+++ Material for this exercise +++

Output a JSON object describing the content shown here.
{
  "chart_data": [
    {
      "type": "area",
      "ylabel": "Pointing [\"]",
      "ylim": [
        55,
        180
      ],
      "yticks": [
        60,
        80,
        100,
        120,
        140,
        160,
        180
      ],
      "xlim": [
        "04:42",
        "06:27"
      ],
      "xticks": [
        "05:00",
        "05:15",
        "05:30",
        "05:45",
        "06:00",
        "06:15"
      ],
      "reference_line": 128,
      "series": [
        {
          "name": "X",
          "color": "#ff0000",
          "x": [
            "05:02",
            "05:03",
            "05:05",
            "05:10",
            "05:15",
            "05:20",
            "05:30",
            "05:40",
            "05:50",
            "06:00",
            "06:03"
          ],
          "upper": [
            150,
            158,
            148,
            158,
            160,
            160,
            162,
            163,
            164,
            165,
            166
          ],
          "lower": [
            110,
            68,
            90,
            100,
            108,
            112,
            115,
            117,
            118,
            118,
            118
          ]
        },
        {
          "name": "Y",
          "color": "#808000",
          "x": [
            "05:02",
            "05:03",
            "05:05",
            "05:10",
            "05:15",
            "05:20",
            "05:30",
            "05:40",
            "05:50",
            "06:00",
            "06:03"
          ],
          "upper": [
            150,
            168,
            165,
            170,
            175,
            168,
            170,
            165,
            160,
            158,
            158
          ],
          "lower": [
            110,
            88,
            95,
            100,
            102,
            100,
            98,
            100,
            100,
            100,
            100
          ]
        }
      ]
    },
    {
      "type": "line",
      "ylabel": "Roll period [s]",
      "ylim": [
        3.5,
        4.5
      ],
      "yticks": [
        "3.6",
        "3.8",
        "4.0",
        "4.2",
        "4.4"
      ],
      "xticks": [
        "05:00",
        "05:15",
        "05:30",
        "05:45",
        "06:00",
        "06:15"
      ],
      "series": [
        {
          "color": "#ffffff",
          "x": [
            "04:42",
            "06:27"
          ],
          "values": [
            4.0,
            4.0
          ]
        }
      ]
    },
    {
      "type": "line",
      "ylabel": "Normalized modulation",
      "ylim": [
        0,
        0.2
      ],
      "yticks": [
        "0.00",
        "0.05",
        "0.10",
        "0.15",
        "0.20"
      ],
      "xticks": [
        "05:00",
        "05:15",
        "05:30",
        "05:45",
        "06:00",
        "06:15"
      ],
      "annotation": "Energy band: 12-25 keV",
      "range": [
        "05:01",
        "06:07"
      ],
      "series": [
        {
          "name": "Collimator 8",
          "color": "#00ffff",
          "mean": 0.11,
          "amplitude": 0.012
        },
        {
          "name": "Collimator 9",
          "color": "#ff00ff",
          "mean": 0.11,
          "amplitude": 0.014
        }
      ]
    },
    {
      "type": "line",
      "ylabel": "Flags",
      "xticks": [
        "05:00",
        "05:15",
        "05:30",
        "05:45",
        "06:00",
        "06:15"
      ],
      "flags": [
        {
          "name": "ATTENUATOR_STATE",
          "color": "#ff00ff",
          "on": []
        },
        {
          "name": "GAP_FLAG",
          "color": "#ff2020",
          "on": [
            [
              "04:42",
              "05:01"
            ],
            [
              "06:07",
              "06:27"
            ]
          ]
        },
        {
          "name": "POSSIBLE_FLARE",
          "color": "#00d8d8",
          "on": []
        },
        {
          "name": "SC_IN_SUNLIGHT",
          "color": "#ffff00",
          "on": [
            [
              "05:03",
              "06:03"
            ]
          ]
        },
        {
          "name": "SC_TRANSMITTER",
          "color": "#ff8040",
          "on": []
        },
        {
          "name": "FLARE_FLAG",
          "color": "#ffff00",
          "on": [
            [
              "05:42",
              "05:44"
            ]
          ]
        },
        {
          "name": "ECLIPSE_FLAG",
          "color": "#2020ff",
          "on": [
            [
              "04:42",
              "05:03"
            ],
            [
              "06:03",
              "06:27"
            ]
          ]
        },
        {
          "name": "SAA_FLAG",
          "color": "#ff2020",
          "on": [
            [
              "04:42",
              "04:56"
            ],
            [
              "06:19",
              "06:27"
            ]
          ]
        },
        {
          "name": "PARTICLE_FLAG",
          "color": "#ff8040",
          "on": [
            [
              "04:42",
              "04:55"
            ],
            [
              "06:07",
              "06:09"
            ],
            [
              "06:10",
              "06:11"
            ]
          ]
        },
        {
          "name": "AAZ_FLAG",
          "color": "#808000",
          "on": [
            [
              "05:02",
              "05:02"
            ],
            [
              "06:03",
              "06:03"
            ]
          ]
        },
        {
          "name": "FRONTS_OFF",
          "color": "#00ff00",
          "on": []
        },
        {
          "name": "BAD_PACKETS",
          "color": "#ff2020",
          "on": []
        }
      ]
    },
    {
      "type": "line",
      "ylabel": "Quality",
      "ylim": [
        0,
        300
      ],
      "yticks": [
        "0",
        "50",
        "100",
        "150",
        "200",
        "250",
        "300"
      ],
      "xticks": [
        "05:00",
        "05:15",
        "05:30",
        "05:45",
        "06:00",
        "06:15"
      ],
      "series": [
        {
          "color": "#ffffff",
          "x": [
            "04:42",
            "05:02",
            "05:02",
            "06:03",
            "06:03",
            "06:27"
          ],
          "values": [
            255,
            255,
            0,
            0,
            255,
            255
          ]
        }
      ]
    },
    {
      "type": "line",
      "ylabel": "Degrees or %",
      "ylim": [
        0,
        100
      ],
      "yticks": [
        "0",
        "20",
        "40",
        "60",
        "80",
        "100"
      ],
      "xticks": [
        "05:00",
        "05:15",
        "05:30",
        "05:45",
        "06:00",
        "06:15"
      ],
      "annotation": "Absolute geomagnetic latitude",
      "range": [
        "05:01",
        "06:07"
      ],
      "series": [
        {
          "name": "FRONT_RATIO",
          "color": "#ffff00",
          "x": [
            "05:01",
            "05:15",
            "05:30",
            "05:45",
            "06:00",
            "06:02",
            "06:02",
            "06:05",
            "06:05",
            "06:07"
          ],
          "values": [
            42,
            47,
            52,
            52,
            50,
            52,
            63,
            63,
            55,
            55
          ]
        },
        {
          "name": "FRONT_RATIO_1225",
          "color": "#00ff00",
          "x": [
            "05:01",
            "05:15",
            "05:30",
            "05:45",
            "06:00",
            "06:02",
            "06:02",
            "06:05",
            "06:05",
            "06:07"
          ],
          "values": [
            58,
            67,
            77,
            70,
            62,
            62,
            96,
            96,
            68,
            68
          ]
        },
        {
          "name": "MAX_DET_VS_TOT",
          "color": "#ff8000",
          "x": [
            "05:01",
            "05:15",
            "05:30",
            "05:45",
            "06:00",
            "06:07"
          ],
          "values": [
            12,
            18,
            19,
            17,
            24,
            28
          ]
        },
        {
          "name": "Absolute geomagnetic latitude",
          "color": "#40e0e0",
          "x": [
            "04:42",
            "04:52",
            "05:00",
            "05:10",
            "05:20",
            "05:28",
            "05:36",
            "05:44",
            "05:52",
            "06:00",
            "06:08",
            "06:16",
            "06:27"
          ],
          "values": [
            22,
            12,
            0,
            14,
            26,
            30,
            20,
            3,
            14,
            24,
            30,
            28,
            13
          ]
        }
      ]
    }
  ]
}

+++

Stated problem:
Restate the listing above word for word.

Correct answer:
Output a JSON object describing the content shown here.
{
  "chart_data": [
    {
      "type": "area",
      "ylabel": "Pointing [\"]",
      "ylim": [
        55,
        180
      ],
      "yticks": [
        60,
        80,
        100,
        120,
        140,
        160,
        180
      ],
      "xlim": [
        "04:42",
        "06:27"
      ],
      "xticks": [
        "05:00",
        "05:15",
        "05:30",
        "05:45",
        "06:00",
        "06:15"
      ],
      "reference_line": 128,
      "series": [
        {
          "name": "X",
          "color": "#ff0000",
          "x": [
            "05:02",
            "05:03",
            "05:05",
            "05:10",
            "05:15",
            "05:20",
            "05:30",
            "05:40",
            "05:50",
            "06:00",
            "06:03"
          ],
          "upper": [
            150,
            158,
            148,
            158,
            160,
            160,
            162,
            163,
            164,
            165,
            166
          ],
          "lower": [
            110,
            68,
            90,
            100,
            108,
            112,
            115,
            117,
            118,
            118,
            118
          ]
        },
        {
          "name": "Y",
          "color": "#808000",
          "x": [
            "05:02",
            "05:03",
            "05:05",
            "05:10",
            "05:15",
            "05:20",
            "05:30",
            "05:40",
            "05:50",
            "06:00",
            "06:03"
          ],
          "upper": [
            150,
            168,
            165,
            170,
            175,
            168,
            170,
            165,
            160,
            158,
            158
          ],
          "lower": [
            110,
            88,
            95,
            100,
            102,
            100,
            98,
            100,
            100,
            100,
            100
          ]
        }
      ]
    },
    {
      "type": "line",
      "ylabel": "Roll period [s]",
      "ylim": [
        3.5,
        4.5
      ],
      "yticks": [
        "3.6",
        "3.8",
        "4.0",
        "4.2",
        "4.4"
      ],
      "xticks": [
        "05:00",
        "05:15",
        "05:30",
        "05:45",
        "06:00",
        "06:15"
      ],
      "series": [
        {
          "color": "#ffffff",
          "x": [
            "04:42",
            "06:27"
          ],
          "values": [
            4.0,
            4.0
          ]
        }
      ]
    },
    {
      "type": "line",
      "ylabel": "Normalized modulation",
      "ylim": [
        0,
        0.2
      ],
      "yticks": [
        "0.00",
        "0.05",
        "0.10",
        "0.15",
        "0.20"
      ],
      "xticks": [
        "05:00",
        "05:15",
        "05:30",
        "05:45",
        "06:00",
        "06:15"
      ],
      "annotation": "Energy band: 12-25 keV",
      "range": [
        "05:01",
        "06:07"
      ],
      "series": [
        {
          "name": "Collimator 8",
          "color": "#00ffff",
          "mean": 0.11,
          "amplitude": 0.012
        },
        {
          "name": "Collimator 9",
          "color": "#ff00ff",
          "mean": 0.11,
          "amplitude": 0.014
        }
      ]
    },
    {
      "type": "line",
      "ylabel": "Flags",
      "xticks": [
        "05:00",
        "05:15",
        "05:30",
        "05:45",
        "06:00",
        "06:15"
      ],
      "flags": [
        {
          "name": "ATTENUATOR_STATE",
          "color": "#ff00ff",
          "on": []
        },
        {
          "name": "GAP_FLAG",
          "color": "#ff2020",
          "on": [
            [
              "04:42",
              "05:01"
            ],
            [
              "06:07",
              "06:27"
            ]
          ]
        },
        {
          "name": "POSSIBLE_FLARE",
          "color": "#00d8d8",
          "on": []
        },
        {
          "name": "SC_IN_SUNLIGHT",
          "color": "#ffff00",
          "on": [
            [
              "05:03",
              "06:03"
            ]
          ]
        },
        {
          "name": "SC_TRANSMITTER",
          "color": "#ff8040",
          "on": []
        },
        {
          "name": "FLARE_FLAG",
          "color": "#ffff00",
          "on": [
            [
              "05:42",
              "05:44"
            ]
          ]
        },
        {
          "name": "ECLIPSE_FLAG",
          "color": "#2020ff",
          "on": [
            [
              "04:42",
              "05:03"
            ],
            [
              "06:03",
              "06:27"
            ]
          ]
        },
        {
          "name": "SAA_FLAG",
          "color": "#ff2020",
          "on": [
            [
              "04:42",
              "04:56"
            ],
            [
              "06:19",
              "06:27"
            ]
          ]
        },
        {
          "name": "PARTICLE_FLAG",
          "color": "#ff8040",
          "on": [
            [
              "04:42",
              "04:55"
            ],
            [
              "06:07",
              "06:09"
            ],
            [
              "06:10",
              "06:11"
            ]
          ]
        },
        {
          "name": "AAZ_FLAG",
          "color": "#808000",
          "on": [
            [
              "05:02",
              "05:02"
            ],
            [
              "06:03",
              "06:03"
            ]
          ]
        },
        {
          "name": "FRONTS_OFF",
          "color": "#00ff00",
          "on": []
        },
        {
          "name": "BAD_PACKETS",
          "color": "#ff2020",
          "on": []
        }
      ]
    },
    {
      "type": "line",
      "ylabel": "Quality",
      "ylim": [
        0,
        300
      ],
      "yticks": [
        "0",
        "50",
        "100",
        "150",
        "200",
        "250",
        "300"
      ],
      "xticks": [
        "05:00",
        "05:15",
        "05:30",
        "05:45",
        "06:00",
        "06:15"
      ],
      "series": [
        {
          "color": "#ffffff",
          "x": [
            "04:42",
            "05:02",
            "05:02",
            "06:03",
            "06:03",
            "06:27"
          ],
          "values": [
            255,
            255,
            0,
            0,
            255,
            255
          ]
        }
      ]
    },
    {
      "type": "line",
      "ylabel": "Degrees or %",
      "ylim": [
        0,
        100
      ],
      "yticks": [
        "0",
        "20",
        "40",
        "60",
        "80",
        "100"
      ],
      "xticks": [
        "05:00",
        "05:15",
        "05:30",
        "05:45",
        "06:00",
        "06:15"
      ],
      "annotation": "Absolute geomagnetic latitude",
      "range": [
        "05:01",
        "06:07"
      ],
      "series": [
        {
          "name": "FRONT_RATIO",
          "color": "#ffff00",
          "x": [
            "05:01",
            "05:15",
            "05:30",
            "05:45",
            "06:00",
            "06:02",
            "06:02",
            "06:05",
            "06:05",
            "06:07"
          ],
          "values": [
            42,
            47,
            52,
            52,
            50,
            52,
            63,
            63,
            55,
            55
          ]
        },
        {
          "name": "FRONT_RATIO_1225",
          "color": "#00ff00",
          "x": [
            "05:01",
            "05:15",
            "05:30",
            "05:45",
            "06:00",
            "06:02",
            "06:02",
            "06:05",
            "06:05",
            "06:07"
          ],
          "values": [
            58,
            67,
            77,
            70,
            62,
            62,
            96,
            96,
            68,
            68
          ]
        },
        {
          "name": "MAX_DET_VS_TOT",
          "color": "#ff8000",
          "x": [
            "05:01",
            "05:15",
            "05:30",
            "05:45",
            "06:00",
            "06:07"
          ],
          "values": [
            12,
            18,
            19,
            17,
            24,
            28
          ]
        },
        {
          "name": "Absolute geomagnetic latitude",
          "color": "#40e0e0",
          "x": [
            "04:42",
            "04:52",
            "05:00",
            "05:10",
            "05:20",
            "05:28",
            "05:36",
            "05:44",
            "05:52",
            "06:00",
            "06:08",
            "06:16",
            "06:27"
          ],
          "values": [
            22,
            12,
            0,
            14,
            26,
            30,
            20,
            3,
            14,
            24,
            30,
            28,
            13
          ]
        }
      ]
    }
  ]
}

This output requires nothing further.